____ Source records
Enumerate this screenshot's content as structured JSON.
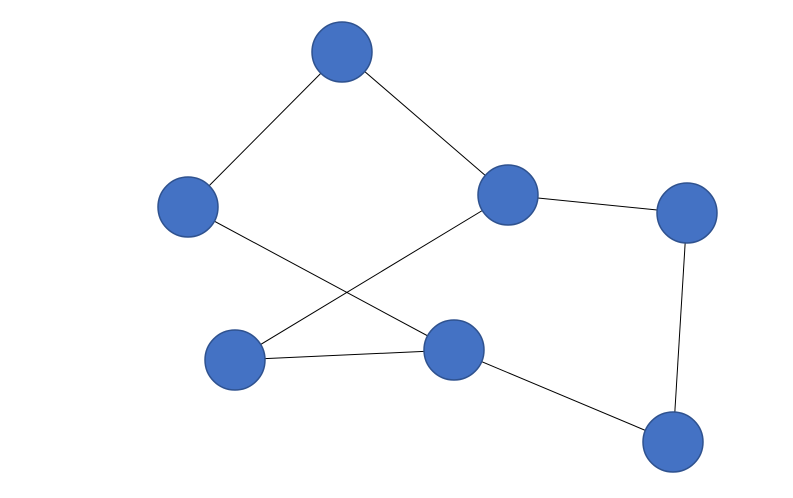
{
  "graph": {
    "node_fill": "#4472C4",
    "node_stroke": "#2F528F",
    "edge_color": "#000000",
    "nodes": [
      {
        "id": "top"
      },
      {
        "id": "left"
      },
      {
        "id": "center"
      },
      {
        "id": "right"
      },
      {
        "id": "bottom-left"
      },
      {
        "id": "middle"
      },
      {
        "id": "bottom-right"
      }
    ],
    "edges": [
      {
        "from": "top",
        "to": "left"
      },
      {
        "from": "top",
        "to": "center"
      },
      {
        "from": "center",
        "to": "right"
      },
      {
        "from": "center",
        "to": "bottom-left"
      },
      {
        "from": "left",
        "to": "middle"
      },
      {
        "from": "bottom-left",
        "to": "middle"
      },
      {
        "from": "middle",
        "to": "bottom-right"
      },
      {
        "from": "right",
        "to": "bottom-right"
      }
    ]
  }
}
________
Exercise:
Copy the material shown above in full and exactly. Skip the pictures.

Response below:
Enumerate this screenshot's content as structured JSON.
{
  "graph": {
    "node_fill": "#4472C4",
    "node_stroke": "#2F528F",
    "edge_color": "#000000",
    "nodes": [
      {
        "id": "top"
      },
      {
        "id": "left"
      },
      {
        "id": "center"
      },
      {
        "id": "right"
      },
      {
        "id": "bottom-left"
      },
      {
        "id": "middle"
      },
      {
        "id": "bottom-right"
      }
    ],
    "edges": [
      {
        "from": "top",
        "to": "left"
      },
      {
        "from": "top",
        "to": "center"
      },
      {
        "from": "center",
        "to": "right"
      },
      {
        "from": "center",
        "to": "bottom-left"
      },
      {
        "from": "left",
        "to": "middle"
      },
      {
        "from": "bottom-left",
        "to": "middle"
      },
      {
        "from": "middle",
        "to": "bottom-right"
      },
      {
        "from": "right",
        "to": "bottom-right"
      }
    ]
  }
}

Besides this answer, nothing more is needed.